■ **Exercise details**
Reproduce all the lines exactly as they stand, apart from the pictures.

--- begin Materials provided ---

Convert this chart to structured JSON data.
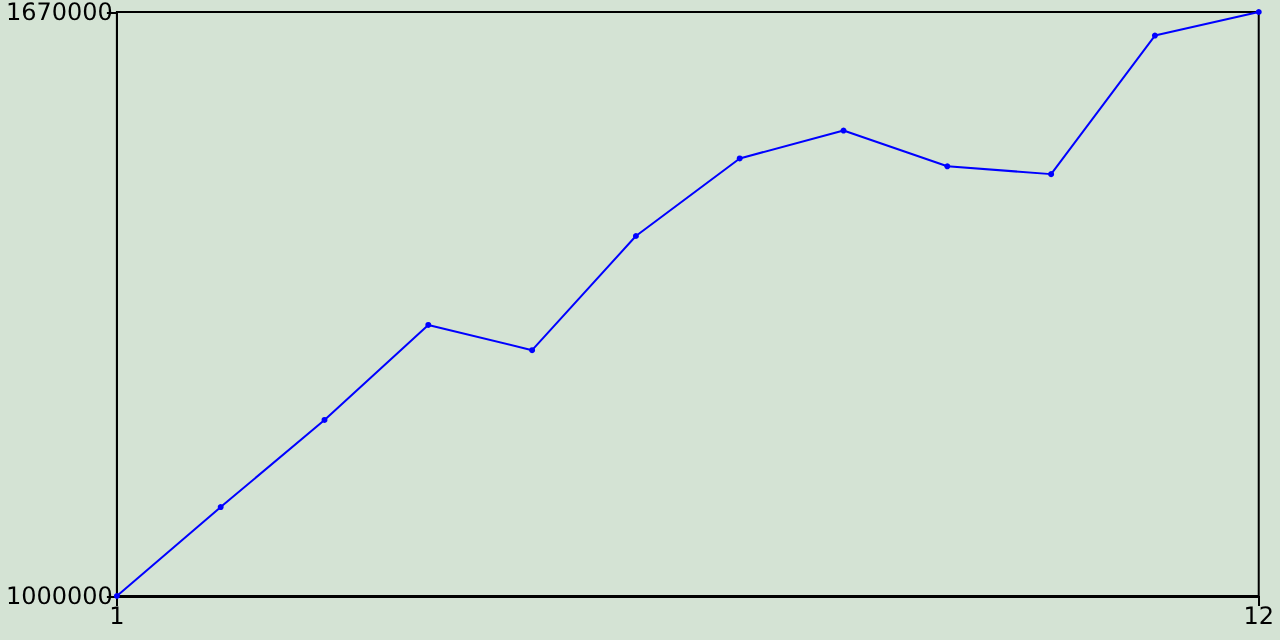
{
  "chart_data": {
    "type": "line",
    "x": [
      1,
      2,
      3,
      4,
      5,
      6,
      7,
      8,
      9,
      10,
      11,
      12
    ],
    "series": [
      {
        "color": "#0000ff",
        "values": [
          1000000,
          1102000,
          1202000,
          1311000,
          1282000,
          1413000,
          1502000,
          1534000,
          1493000,
          1484000,
          1643000,
          1670000
        ]
      }
    ],
    "xlim": [
      1,
      12
    ],
    "xticks": [
      1,
      12
    ],
    "ylim": [
      1000000,
      1670000
    ],
    "yticks": [
      1000000,
      1670000
    ],
    "grid": false,
    "marker": "circle",
    "line_style": "solid"
  }
}
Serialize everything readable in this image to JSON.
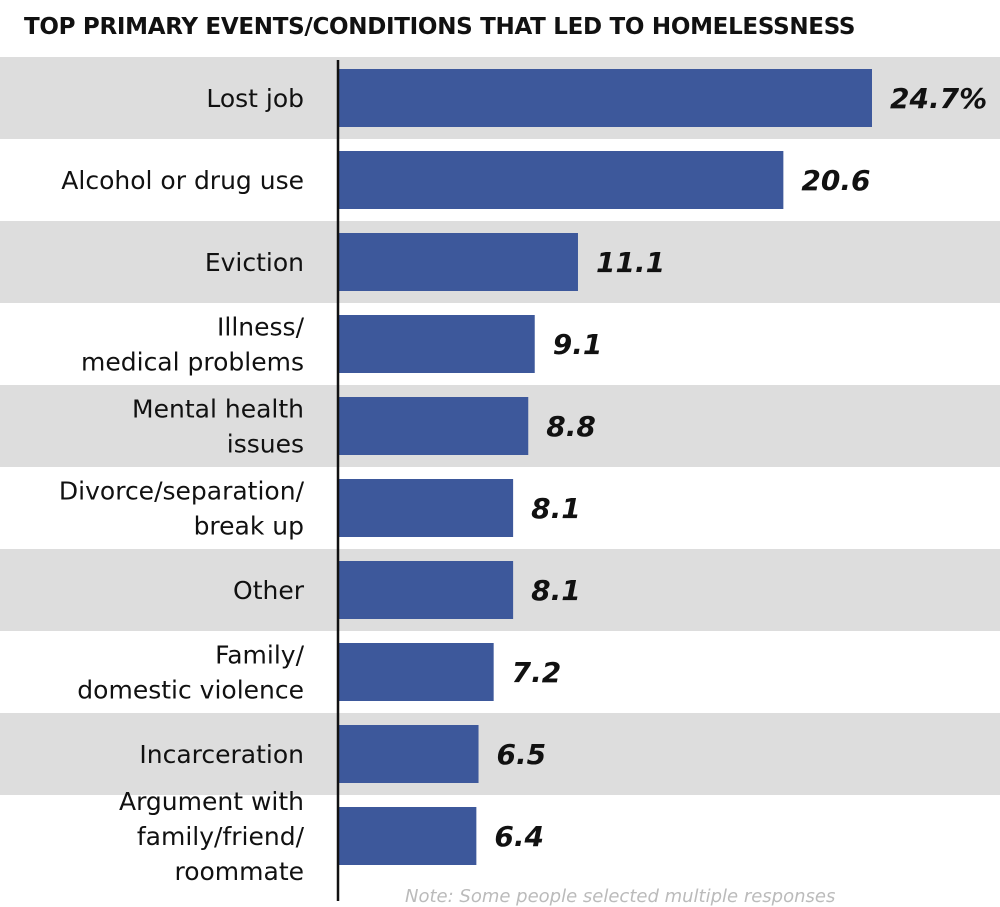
{
  "colors": {
    "bar": "#3d589b",
    "band": "#dddddd",
    "axis": "#111111",
    "text": "#111111"
  },
  "footnote": "Note: Some people selected multiple responses",
  "chart_data": {
    "type": "bar",
    "orientation": "horizontal",
    "title": "TOP PRIMARY EVENTS/CONDITIONS THAT LED TO HOMELESSNESS",
    "xlabel": "",
    "ylabel": "",
    "unit": "%",
    "xlim": [
      0,
      27
    ],
    "grid": false,
    "legend": "none",
    "categories": [
      [
        "Lost job"
      ],
      [
        "Alcohol or drug use"
      ],
      [
        "Eviction"
      ],
      [
        "Illness/",
        "medical problems"
      ],
      [
        "Mental health",
        "issues"
      ],
      [
        "Divorce/separation/",
        "break up"
      ],
      [
        "Other"
      ],
      [
        "Family/",
        "domestic violence"
      ],
      [
        "Incarceration"
      ],
      [
        "Argument with",
        "family/friend/",
        "roommate"
      ]
    ],
    "values": [
      24.7,
      20.6,
      11.1,
      9.1,
      8.8,
      8.1,
      8.1,
      7.2,
      6.5,
      6.4
    ],
    "value_labels": [
      "24.7%",
      "20.6",
      "11.1",
      "9.1",
      "8.8",
      "8.1",
      "8.1",
      "7.2",
      "6.5",
      "6.4"
    ]
  }
}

--- end Materials provided ---

■ **Output**
Convert this chart to structured JSON data.
{
  "chart_data": {
    "type": "line",
    "x": [
      1,
      2,
      3,
      4,
      5,
      6,
      7,
      8,
      9,
      10,
      11,
      12
    ],
    "series": [
      {
        "color": "#0000ff",
        "values": [
          1000000,
          1102000,
          1202000,
          1311000,
          1282000,
          1413000,
          1502000,
          1534000,
          1493000,
          1484000,
          1643000,
          1670000
        ]
      }
    ],
    "xlim": [
      1,
      12
    ],
    "xticks": [
      1,
      12
    ],
    "ylim": [
      1000000,
      1670000
    ],
    "yticks": [
      1000000,
      1670000
    ],
    "grid": false,
    "marker": "circle",
    "line_style": "solid"
  }
}
Serialize everything readable in this image to JSON.
{
  "colors": {
    "bar": "#3d589b",
    "band": "#dddddd",
    "axis": "#111111",
    "text": "#111111"
  },
  "footnote": "Note: Some people selected multiple responses",
  "chart_data": {
    "type": "bar",
    "orientation": "horizontal",
    "title": "TOP PRIMARY EVENTS/CONDITIONS THAT LED TO HOMELESSNESS",
    "xlabel": "",
    "ylabel": "",
    "unit": "%",
    "xlim": [
      0,
      27
    ],
    "grid": false,
    "legend": "none",
    "categories": [
      [
        "Lost job"
      ],
      [
        "Alcohol or drug use"
      ],
      [
        "Eviction"
      ],
      [
        "Illness/",
        "medical problems"
      ],
      [
        "Mental health",
        "issues"
      ],
      [
        "Divorce/separation/",
        "break up"
      ],
      [
        "Other"
      ],
      [
        "Family/",
        "domestic violence"
      ],
      [
        "Incarceration"
      ],
      [
        "Argument with",
        "family/friend/",
        "roommate"
      ]
    ],
    "values": [
      24.7,
      20.6,
      11.1,
      9.1,
      8.8,
      8.1,
      8.1,
      7.2,
      6.5,
      6.4
    ],
    "value_labels": [
      "24.7%",
      "20.6",
      "11.1",
      "9.1",
      "8.8",
      "8.1",
      "8.1",
      "7.2",
      "6.5",
      "6.4"
    ]
  }
}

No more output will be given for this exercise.